Document extract:
You drained the leak.

Failure #3 — Duplicate Jobs

Service restarts while processing:

job picked
process halfway
server restarts
job retried
executed again

Now:

double charge
duplicate email
inconsistent state

Async systems are not "exactly once"

They are at least once

If your handler is not idempotent, your system is incorrect.

Failure #4 — Shutdown Data Loss

Kubernetes sends SIGTERM.

Your service exits immediately.

In-flight jobs disappear.

No error.
No retry.
No log.

Silent corruption.

This one is especially dangerous because monitoring does not catch it.

Failure #5 — Cache Stampede

Traffic spike:

1 key expires
1000 workers request same resource
DB melts

Worker pools amplify stampedes because they parallelize cache misses.

The Real Problem

Worker pools optimize throughput.

Production systems require survival.

We must design for:

retries without amplification
bounded concurrency
idempotent execution
graceful shutdown
failure containment

This changes the architecture completely.

What We Changed

After several production incidents, we stopped treating async jobs as "background tasks".

We started treating them as state machines under failure.

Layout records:
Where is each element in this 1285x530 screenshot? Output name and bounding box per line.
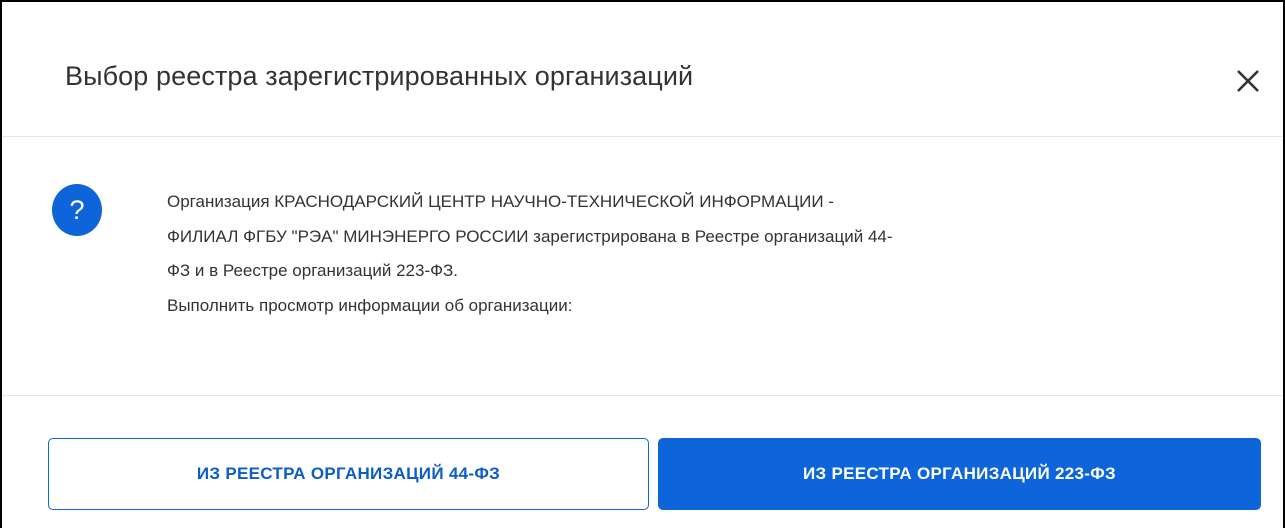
dialog-body: ? Организация КРАСНОДАРСКИЙ ЦЕНТР НАУЧНО… — [2, 137, 1283, 396]
dialog-message: Организация КРАСНОДАРСКИЙ ЦЕНТР НАУЧНО-Т… — [167, 185, 1207, 323]
dialog-footer: ИЗ РЕЕСТРА ОРГАНИЗАЦИЙ 44-ФЗ ИЗ РЕЕСТРА … — [2, 396, 1283, 528]
message-line: Организация КРАСНОДАРСКИЙ ЦЕНТР НАУЧНО-Т… — [167, 192, 834, 211]
question-icon: ? — [52, 184, 102, 236]
question-icon-glyph: ? — [69, 195, 85, 225]
dialog-title: Выбор реестра зарегистрированных организ… — [65, 61, 694, 91]
dialog-header: Выбор реестра зарегистрированных организ… — [2, 2, 1283, 137]
registry-select-dialog: Выбор реестра зарегистрированных организ… — [0, 0, 1285, 528]
close-button[interactable] — [1228, 61, 1268, 101]
close-icon — [1237, 70, 1259, 92]
registry-44fz-button[interactable]: ИЗ РЕЕСТРА ОРГАНИЗАЦИЙ 44-ФЗ — [48, 438, 649, 510]
message-prompt: Выполнить просмотр информации об организ… — [167, 295, 573, 315]
message-line: ФИЛИАЛ ФГБУ "РЭА" МИНЭНЕРГО РОССИИ зарег… — [167, 226, 893, 246]
registry-223fz-button[interactable]: ИЗ РЕЕСТРА ОРГАНИЗАЦИЙ 223-ФЗ — [658, 438, 1261, 510]
message-line: ФЗ и в Реестре организаций 223-ФЗ. — [167, 261, 459, 280]
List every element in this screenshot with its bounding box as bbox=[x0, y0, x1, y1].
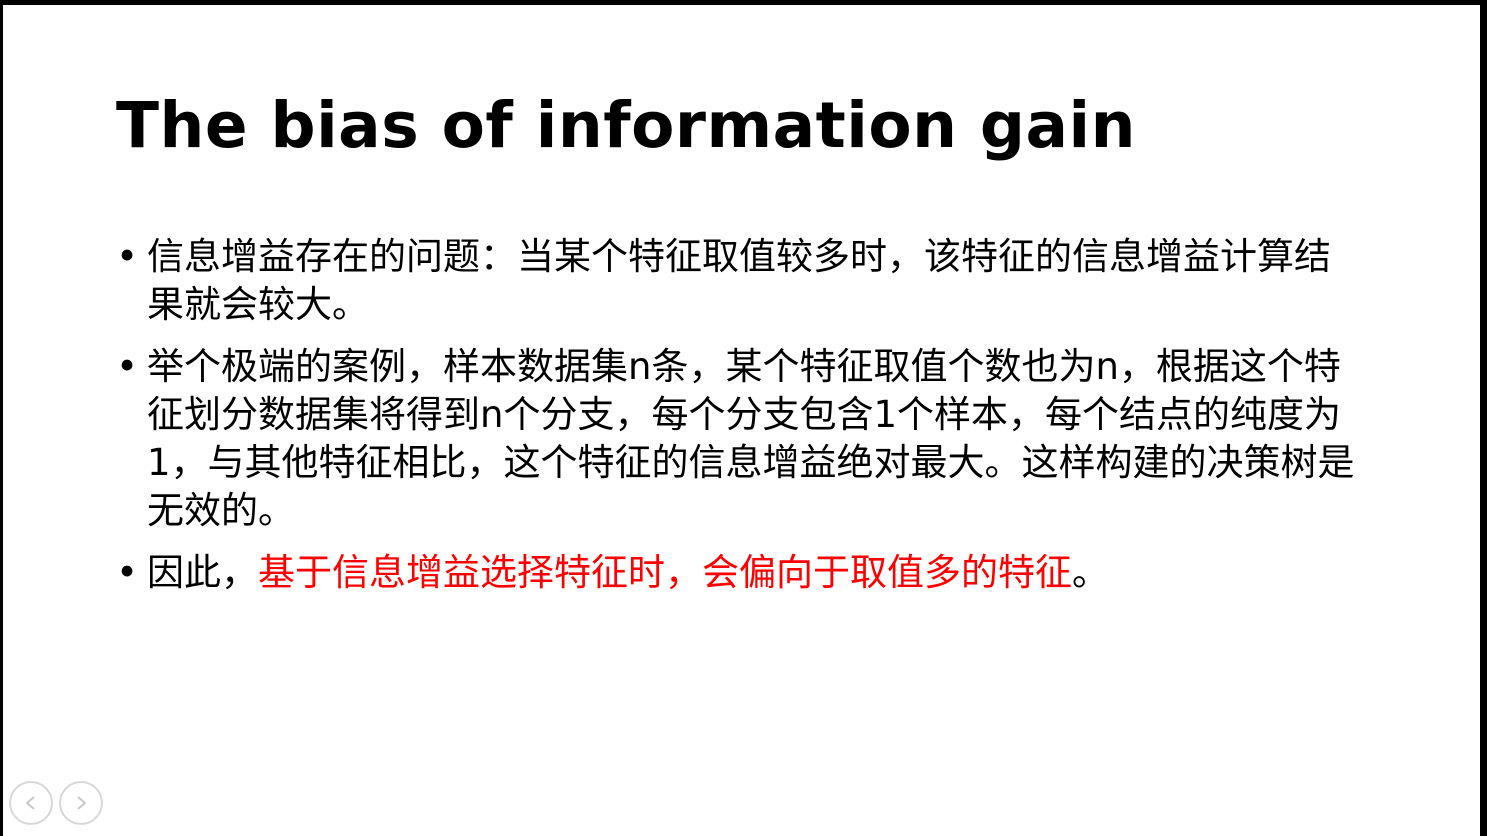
slide: The bias of information gain • 信息增益存在的问题… bbox=[3, 5, 1480, 836]
slide-title: The bias of information gain bbox=[116, 89, 1136, 162]
chevron-left-icon bbox=[26, 796, 35, 810]
bullet-dot: • bbox=[116, 551, 138, 594]
bullet-item-1: • 信息增益存在的问题：当某个特征取值较多时，该特征的信息增益计算结果就会较大。 bbox=[111, 233, 1361, 329]
bullet-dot: • bbox=[116, 345, 138, 388]
bullet-text-suffix: 。 bbox=[1072, 551, 1109, 594]
bullet-text: 信息增益存在的问题：当某个特征取值较多时，该特征的信息增益计算结果就会较大。 bbox=[147, 235, 1331, 326]
chevron-right-icon bbox=[77, 796, 86, 810]
bullet-dot: • bbox=[116, 235, 138, 278]
bullet-text-prefix: 因此， bbox=[147, 551, 258, 594]
bullet-item-2: • 举个极端的案例，样本数据集n条，某个特征取值个数也为n，根据这个特征划分数据… bbox=[111, 343, 1361, 535]
slide-navigation bbox=[9, 781, 103, 825]
bullet-item-3: • 因此，基于信息增益选择特征时，会偏向于取值多的特征。 bbox=[111, 549, 1361, 597]
bullet-list: • 信息增益存在的问题：当某个特征取值较多时，该特征的信息增益计算结果就会较大。… bbox=[111, 233, 1361, 611]
next-slide-button[interactable] bbox=[59, 781, 103, 825]
bullet-text: 举个极端的案例，样本数据集n条，某个特征取值个数也为n，根据这个特征划分数据集将… bbox=[147, 345, 1355, 532]
previous-slide-button[interactable] bbox=[9, 781, 53, 825]
highlighted-conclusion: 基于信息增益选择特征时，会偏向于取值多的特征 bbox=[258, 551, 1072, 594]
screen-frame: The bias of information gain • 信息增益存在的问题… bbox=[0, 0, 1487, 836]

To be done: From the excerpt on async job failures above, write out everything from "We must design" down to "the architecture completely." word for word.

Output of the exercise:
We must design for:

retries without amplification
bounded concurrency
idempotent execution
graceful shutdown
failure containment

This changes the architecture completely.